▶ [TO BE DONE]: Please report every line from the material that contains the word "aquarium".

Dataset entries
● ● ● ●

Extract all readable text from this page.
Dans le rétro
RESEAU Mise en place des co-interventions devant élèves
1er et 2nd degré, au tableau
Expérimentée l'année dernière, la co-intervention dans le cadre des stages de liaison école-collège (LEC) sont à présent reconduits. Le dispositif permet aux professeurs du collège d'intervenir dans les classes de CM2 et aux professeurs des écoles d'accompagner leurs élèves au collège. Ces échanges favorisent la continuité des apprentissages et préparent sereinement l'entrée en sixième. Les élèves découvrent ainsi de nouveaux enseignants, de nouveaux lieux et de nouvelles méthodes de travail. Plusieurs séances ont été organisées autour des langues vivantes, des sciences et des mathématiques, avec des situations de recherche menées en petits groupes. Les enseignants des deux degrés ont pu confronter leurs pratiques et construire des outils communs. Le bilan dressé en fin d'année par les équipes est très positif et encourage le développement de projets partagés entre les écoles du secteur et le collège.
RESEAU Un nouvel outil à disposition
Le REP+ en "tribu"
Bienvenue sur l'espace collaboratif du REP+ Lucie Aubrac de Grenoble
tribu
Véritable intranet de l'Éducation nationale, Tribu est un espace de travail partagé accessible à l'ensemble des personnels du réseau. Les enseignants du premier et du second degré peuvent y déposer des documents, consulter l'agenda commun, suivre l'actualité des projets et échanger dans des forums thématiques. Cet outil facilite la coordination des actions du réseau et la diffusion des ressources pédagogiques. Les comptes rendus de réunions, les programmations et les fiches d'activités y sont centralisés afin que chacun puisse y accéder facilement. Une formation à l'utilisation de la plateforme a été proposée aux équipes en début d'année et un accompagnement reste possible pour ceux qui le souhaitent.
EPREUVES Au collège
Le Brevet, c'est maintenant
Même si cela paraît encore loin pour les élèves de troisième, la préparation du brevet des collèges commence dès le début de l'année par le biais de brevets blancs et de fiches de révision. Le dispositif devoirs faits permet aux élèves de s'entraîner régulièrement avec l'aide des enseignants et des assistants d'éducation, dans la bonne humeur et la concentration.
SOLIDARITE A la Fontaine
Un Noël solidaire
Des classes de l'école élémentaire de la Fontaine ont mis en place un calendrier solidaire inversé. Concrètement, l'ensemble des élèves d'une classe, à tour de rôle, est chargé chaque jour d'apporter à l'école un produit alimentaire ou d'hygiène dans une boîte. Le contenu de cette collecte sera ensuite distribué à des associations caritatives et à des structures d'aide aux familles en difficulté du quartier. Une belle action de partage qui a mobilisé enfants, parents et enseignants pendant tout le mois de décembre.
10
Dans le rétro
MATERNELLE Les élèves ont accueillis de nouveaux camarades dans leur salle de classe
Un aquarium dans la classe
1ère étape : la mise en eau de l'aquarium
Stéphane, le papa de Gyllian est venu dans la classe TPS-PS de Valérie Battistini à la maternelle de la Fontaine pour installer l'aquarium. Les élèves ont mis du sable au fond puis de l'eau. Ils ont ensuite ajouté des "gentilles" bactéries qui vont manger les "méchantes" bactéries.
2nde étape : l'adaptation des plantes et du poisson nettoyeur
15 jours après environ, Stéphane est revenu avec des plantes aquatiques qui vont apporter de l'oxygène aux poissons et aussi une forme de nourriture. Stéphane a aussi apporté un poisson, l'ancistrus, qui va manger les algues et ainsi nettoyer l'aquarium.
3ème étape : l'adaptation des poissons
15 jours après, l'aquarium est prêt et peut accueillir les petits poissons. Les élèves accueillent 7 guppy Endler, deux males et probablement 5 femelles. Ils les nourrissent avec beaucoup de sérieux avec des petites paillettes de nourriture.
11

● ● ● ●

▶ [COMPLETE RESPONSE]:
Un aquarium dans la classe
1ère étape : la mise en eau de l'aquarium
Stéphane, le papa de Gyllian est venu dans la classe TPS-PS de Valérie Battistini à la maternelle de la Fontaine pour installer l'aquarium. Les élèves ont mis du sable au fond puis de l'eau. Ils ont ensuite ajouté des "gentilles" bactéries qui vont manger les "méchantes" bactéries.
15 jours après environ, Stéphane est revenu avec des plantes aquatiques qui vont apporter de l'oxygène aux poissons et aussi une forme de nourriture. Stéphane a aussi apporté un poisson, l'ancistrus, qui va manger les algues et ainsi nettoyer l'aquarium.
15 jours après, l'aquarium est prêt et peut accueillir les petits poissons. Les élèves accueillent 7 guppy Endler, deux males et probablement 5 femelles. Ils les nourrissent avec beaucoup de sérieux avec des petites paillettes de nourriture.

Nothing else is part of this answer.